| PROVIDED DATA |
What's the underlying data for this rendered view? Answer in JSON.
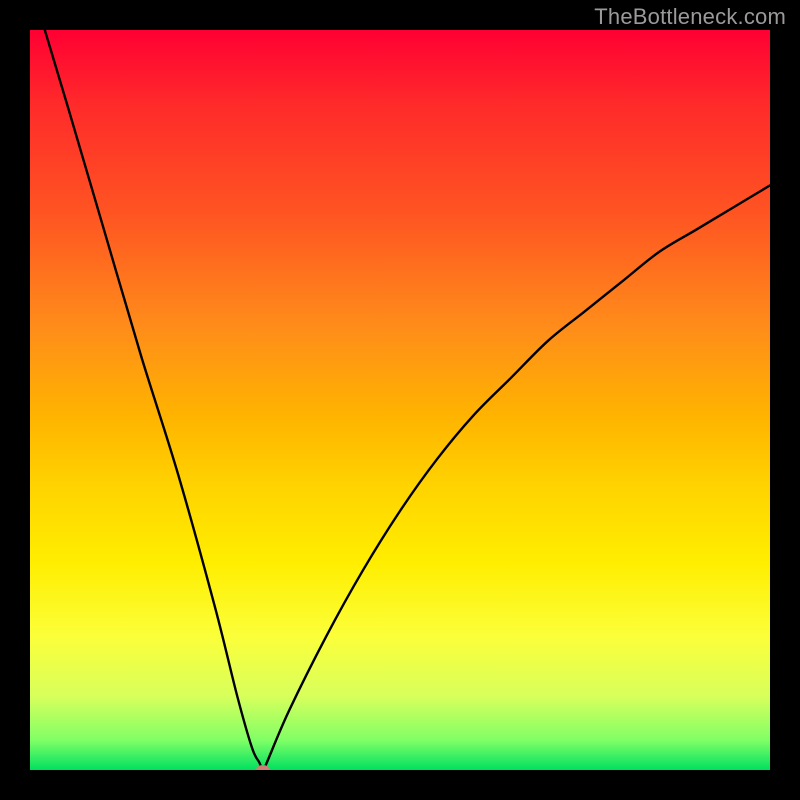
{
  "watermark": "TheBottleneck.com",
  "chart_data": {
    "type": "line",
    "title": "",
    "xlabel": "",
    "ylabel": "",
    "xlim": [
      0,
      100
    ],
    "ylim": [
      0,
      100
    ],
    "grid": false,
    "legend": false,
    "series": [
      {
        "name": "curve",
        "x": [
          2,
          5,
          10,
          15,
          20,
          25,
          28,
          30,
          31,
          31.5,
          32,
          35,
          40,
          45,
          50,
          55,
          60,
          65,
          70,
          75,
          80,
          85,
          90,
          95,
          100
        ],
        "y": [
          100,
          90,
          73,
          56,
          40,
          22,
          10,
          3,
          1,
          0,
          1,
          8,
          18,
          27,
          35,
          42,
          48,
          53,
          58,
          62,
          66,
          70,
          73,
          76,
          79
        ]
      }
    ],
    "marker": {
      "x": 31.5,
      "y": 0
    },
    "background_gradient": {
      "top": "#ff0033",
      "mid": "#ffd400",
      "bottom": "#00e060"
    }
  }
}
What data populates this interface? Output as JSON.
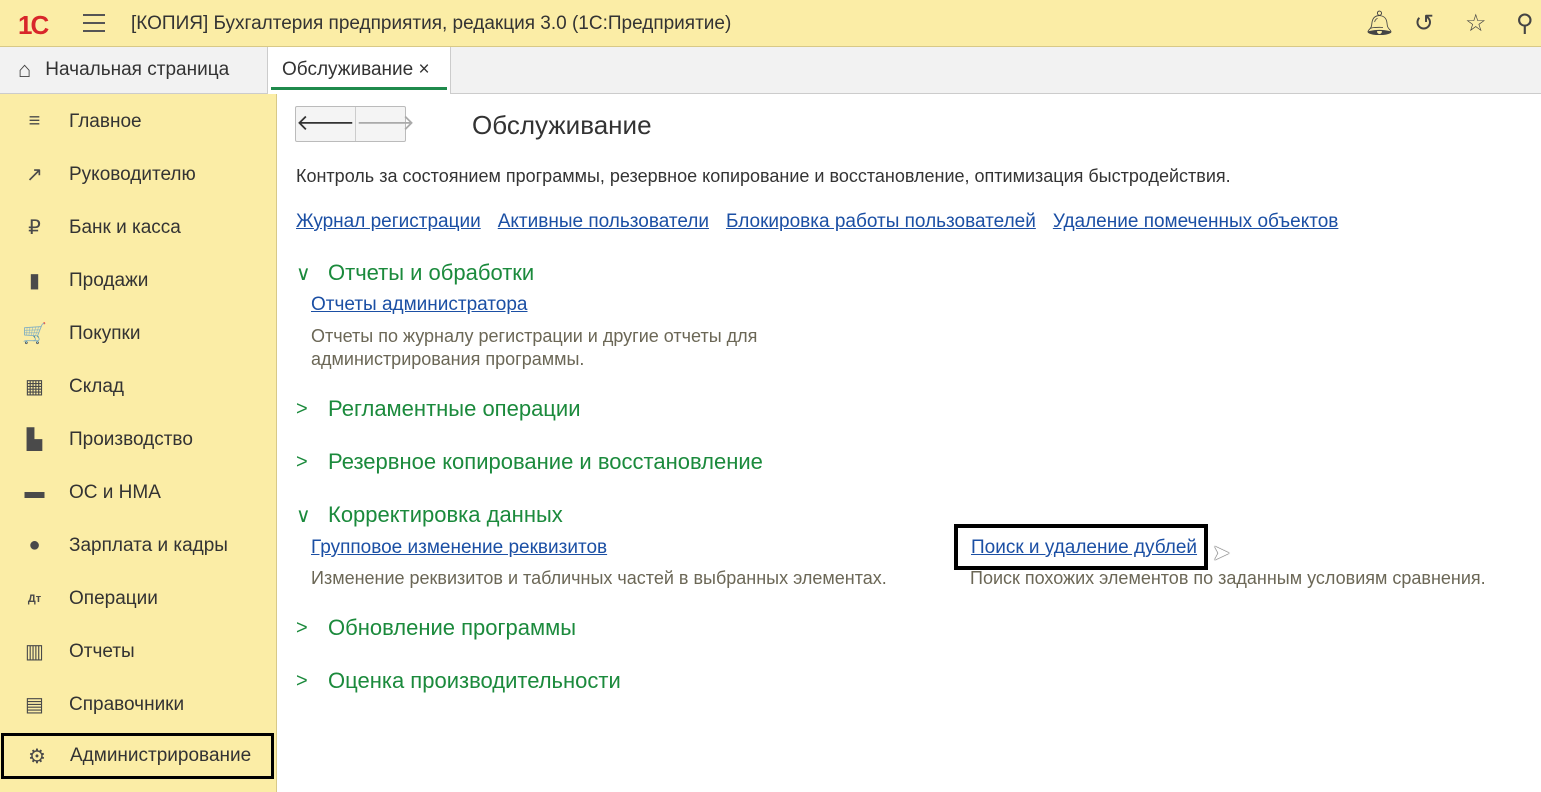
{
  "app": {
    "logo": "1С",
    "title": "[КОПИЯ] Бухгалтерия предприятия, редакция 3.0  (1С:Предприятие)"
  },
  "tabs": {
    "home": "Начальная страница",
    "active": "Обслуживание",
    "close": "×"
  },
  "sidebar": {
    "items": [
      {
        "label": "Главное",
        "icon": "≡"
      },
      {
        "label": "Руководителю",
        "icon": "↗"
      },
      {
        "label": "Банк и касса",
        "icon": "₽"
      },
      {
        "label": "Продажи",
        "icon": "▮"
      },
      {
        "label": "Покупки",
        "icon": "🛒"
      },
      {
        "label": "Склад",
        "icon": "▦"
      },
      {
        "label": "Производство",
        "icon": "▙"
      },
      {
        "label": "ОС и НМА",
        "icon": "▬"
      },
      {
        "label": "Зарплата и кадры",
        "icon": "●"
      },
      {
        "label": "Операции",
        "icon": "Дт"
      },
      {
        "label": "Отчеты",
        "icon": "▥"
      },
      {
        "label": "Справочники",
        "icon": "▤"
      },
      {
        "label": "Администрирование",
        "icon": "⚙"
      }
    ]
  },
  "page": {
    "back": "🡐",
    "forward": "🡒",
    "title": "Обслуживание",
    "description": "Контроль за состоянием программы, резервное копирование и восстановление, оптимизация быстродействия.",
    "links": [
      "Журнал регистрации",
      "Активные пользователи",
      "Блокировка работы пользователей",
      "Удаление помеченных объектов"
    ],
    "sections": [
      {
        "title": "Отчеты и обработки",
        "chevron": "∨"
      },
      {
        "title": "Регламентные операции",
        "chevron": ">"
      },
      {
        "title": "Резервное копирование и восстановление",
        "chevron": ">"
      },
      {
        "title": "Корректировка данных",
        "chevron": "∨"
      },
      {
        "title": "Обновление программы",
        "chevron": ">"
      },
      {
        "title": "Оценка производительности",
        "chevron": ">"
      }
    ],
    "reports_link": "Отчеты администратора",
    "reports_desc1": "Отчеты по журналу регистрации и другие отчеты для",
    "reports_desc2": "администрирования программы.",
    "group_link": "Групповое изменение реквизитов",
    "group_desc": "Изменение реквизитов и табличных частей в выбранных элементах.",
    "dup_link": "Поиск и удаление дублей",
    "dup_desc": "Поиск похожих элементов по заданным условиям сравнения."
  }
}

| WHAT THE TASK REQUIRES |
Reproduce the full material exactly, excluding the pictures.

| WRITTEN SOLUTION |
What's the underlying data for this rendered view? Answer in JSON.
{
  "watermark": "TheBottleneck.com",
  "chart_data": {
    "type": "line",
    "title": "",
    "xlabel": "",
    "ylabel": "",
    "xlim": [
      0,
      100
    ],
    "ylim": [
      0,
      100
    ],
    "grid": false,
    "legend": false,
    "series": [
      {
        "name": "curve",
        "x": [
          2,
          5,
          10,
          15,
          20,
          25,
          28,
          30,
          31,
          31.5,
          32,
          35,
          40,
          45,
          50,
          55,
          60,
          65,
          70,
          75,
          80,
          85,
          90,
          95,
          100
        ],
        "y": [
          100,
          90,
          73,
          56,
          40,
          22,
          10,
          3,
          1,
          0,
          1,
          8,
          18,
          27,
          35,
          42,
          48,
          53,
          58,
          62,
          66,
          70,
          73,
          76,
          79
        ]
      }
    ],
    "marker": {
      "x": 31.5,
      "y": 0
    },
    "background_gradient": {
      "top": "#ff0033",
      "mid": "#ffd400",
      "bottom": "#00e060"
    }
  }
}
What data populates this interface? Output as JSON.
{
  "app": {
    "logo": "1С",
    "title": "[КОПИЯ] Бухгалтерия предприятия, редакция 3.0  (1С:Предприятие)"
  },
  "tabs": {
    "home": "Начальная страница",
    "active": "Обслуживание",
    "close": "×"
  },
  "sidebar": {
    "items": [
      {
        "label": "Главное",
        "icon": "≡"
      },
      {
        "label": "Руководителю",
        "icon": "↗"
      },
      {
        "label": "Банк и касса",
        "icon": "₽"
      },
      {
        "label": "Продажи",
        "icon": "▮"
      },
      {
        "label": "Покупки",
        "icon": "🛒"
      },
      {
        "label": "Склад",
        "icon": "▦"
      },
      {
        "label": "Производство",
        "icon": "▙"
      },
      {
        "label": "ОС и НМА",
        "icon": "▬"
      },
      {
        "label": "Зарплата и кадры",
        "icon": "●"
      },
      {
        "label": "Операции",
        "icon": "Дт"
      },
      {
        "label": "Отчеты",
        "icon": "▥"
      },
      {
        "label": "Справочники",
        "icon": "▤"
      },
      {
        "label": "Администрирование",
        "icon": "⚙"
      }
    ]
  },
  "page": {
    "back": "🡐",
    "forward": "🡒",
    "title": "Обслуживание",
    "description": "Контроль за состоянием программы, резервное копирование и восстановление, оптимизация быстродействия.",
    "links": [
      "Журнал регистрации",
      "Активные пользователи",
      "Блокировка работы пользователей",
      "Удаление помеченных объектов"
    ],
    "sections": [
      {
        "title": "Отчеты и обработки",
        "chevron": "∨"
      },
      {
        "title": "Регламентные операции",
        "chevron": ">"
      },
      {
        "title": "Резервное копирование и восстановление",
        "chevron": ">"
      },
      {
        "title": "Корректировка данных",
        "chevron": "∨"
      },
      {
        "title": "Обновление программы",
        "chevron": ">"
      },
      {
        "title": "Оценка производительности",
        "chevron": ">"
      }
    ],
    "reports_link": "Отчеты администратора",
    "reports_desc1": "Отчеты по журналу регистрации и другие отчеты для",
    "reports_desc2": "администрирования программы.",
    "group_link": "Групповое изменение реквизитов",
    "group_desc": "Изменение реквизитов и табличных частей в выбранных элементах.",
    "dup_link": "Поиск и удаление дублей",
    "dup_desc": "Поиск похожих элементов по заданным условиям сравнения."
  }
}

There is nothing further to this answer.